Records contained in a dataset:
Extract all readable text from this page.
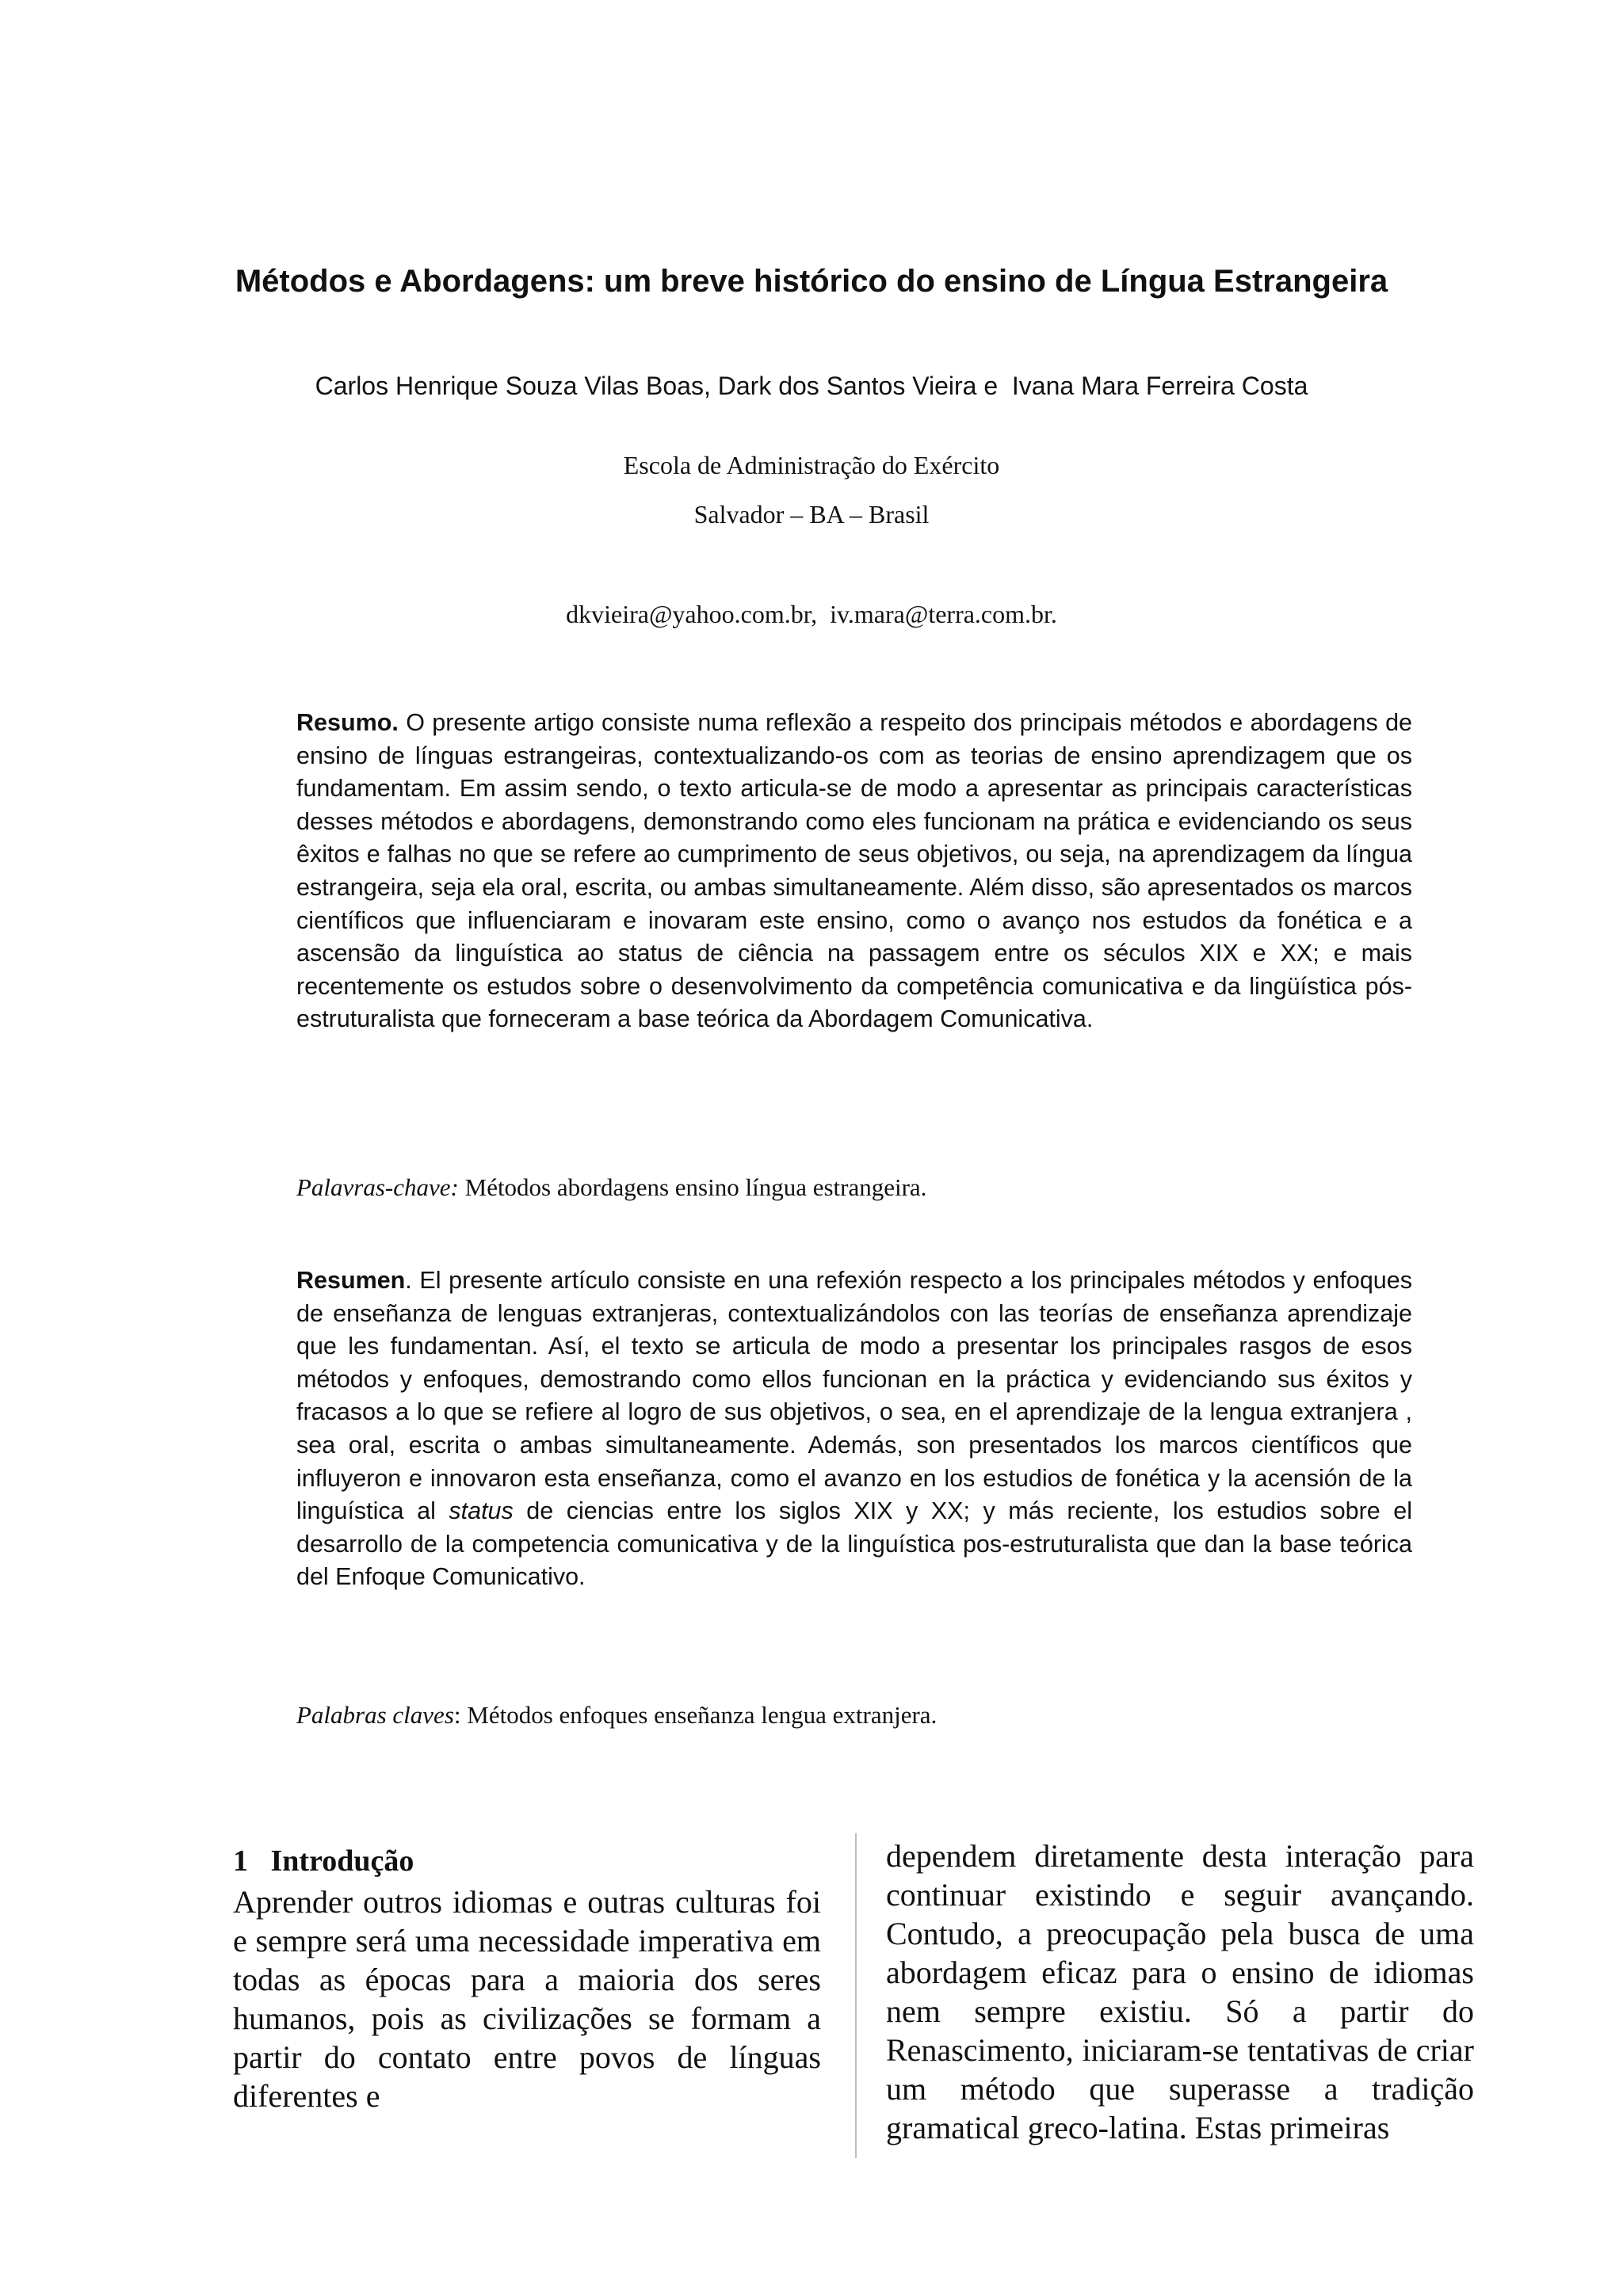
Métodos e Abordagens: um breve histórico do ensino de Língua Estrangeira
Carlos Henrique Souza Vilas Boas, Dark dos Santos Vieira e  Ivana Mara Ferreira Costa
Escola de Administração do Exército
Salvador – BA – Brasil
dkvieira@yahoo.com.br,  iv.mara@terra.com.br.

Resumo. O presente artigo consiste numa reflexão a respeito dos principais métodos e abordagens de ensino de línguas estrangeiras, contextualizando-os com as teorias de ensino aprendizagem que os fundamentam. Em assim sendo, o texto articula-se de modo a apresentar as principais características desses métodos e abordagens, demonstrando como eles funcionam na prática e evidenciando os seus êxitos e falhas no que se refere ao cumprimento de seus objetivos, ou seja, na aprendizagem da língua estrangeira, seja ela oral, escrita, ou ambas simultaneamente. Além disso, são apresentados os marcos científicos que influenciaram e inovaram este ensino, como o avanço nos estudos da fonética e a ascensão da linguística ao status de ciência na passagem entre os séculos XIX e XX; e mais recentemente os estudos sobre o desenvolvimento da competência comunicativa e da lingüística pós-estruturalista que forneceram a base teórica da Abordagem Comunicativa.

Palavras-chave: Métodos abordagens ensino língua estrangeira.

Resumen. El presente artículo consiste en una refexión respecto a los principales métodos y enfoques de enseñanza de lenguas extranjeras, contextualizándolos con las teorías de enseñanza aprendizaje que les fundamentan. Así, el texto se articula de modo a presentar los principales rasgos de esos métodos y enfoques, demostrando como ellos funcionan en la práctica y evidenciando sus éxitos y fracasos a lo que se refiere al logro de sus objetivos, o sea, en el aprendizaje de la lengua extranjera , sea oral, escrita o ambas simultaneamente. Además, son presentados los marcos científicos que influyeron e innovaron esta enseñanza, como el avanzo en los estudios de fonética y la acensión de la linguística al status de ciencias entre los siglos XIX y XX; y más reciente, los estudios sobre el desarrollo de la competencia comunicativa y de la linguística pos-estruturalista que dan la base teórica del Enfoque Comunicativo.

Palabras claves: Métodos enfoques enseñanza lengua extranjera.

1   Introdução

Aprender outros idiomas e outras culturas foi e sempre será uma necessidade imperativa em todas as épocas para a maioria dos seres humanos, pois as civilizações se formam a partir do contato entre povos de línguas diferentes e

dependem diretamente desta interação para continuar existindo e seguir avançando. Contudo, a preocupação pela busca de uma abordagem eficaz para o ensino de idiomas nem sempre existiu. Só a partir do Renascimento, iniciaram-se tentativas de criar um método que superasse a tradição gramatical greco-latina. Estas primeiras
--
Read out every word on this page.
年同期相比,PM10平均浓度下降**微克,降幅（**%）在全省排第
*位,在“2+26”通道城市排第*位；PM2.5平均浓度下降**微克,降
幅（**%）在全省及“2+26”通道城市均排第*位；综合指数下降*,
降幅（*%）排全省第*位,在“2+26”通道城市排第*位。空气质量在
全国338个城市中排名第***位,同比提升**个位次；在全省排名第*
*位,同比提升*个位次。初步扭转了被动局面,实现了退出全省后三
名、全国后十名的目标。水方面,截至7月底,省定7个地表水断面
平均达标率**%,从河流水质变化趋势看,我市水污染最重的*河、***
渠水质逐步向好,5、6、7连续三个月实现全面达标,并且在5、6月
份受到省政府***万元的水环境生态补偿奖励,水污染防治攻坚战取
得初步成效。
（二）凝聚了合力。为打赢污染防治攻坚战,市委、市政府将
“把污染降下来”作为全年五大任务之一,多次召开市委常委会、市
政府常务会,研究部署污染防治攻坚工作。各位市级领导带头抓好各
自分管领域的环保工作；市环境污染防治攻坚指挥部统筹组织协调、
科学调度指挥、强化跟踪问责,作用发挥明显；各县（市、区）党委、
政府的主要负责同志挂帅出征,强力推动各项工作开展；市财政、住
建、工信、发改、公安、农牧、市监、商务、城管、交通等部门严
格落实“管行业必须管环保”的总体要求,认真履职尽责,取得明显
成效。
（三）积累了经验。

Stated problem:
In the records above, collect each line with "page".

Finished task:
Extract all readable text from this page.
Read out every word on this page.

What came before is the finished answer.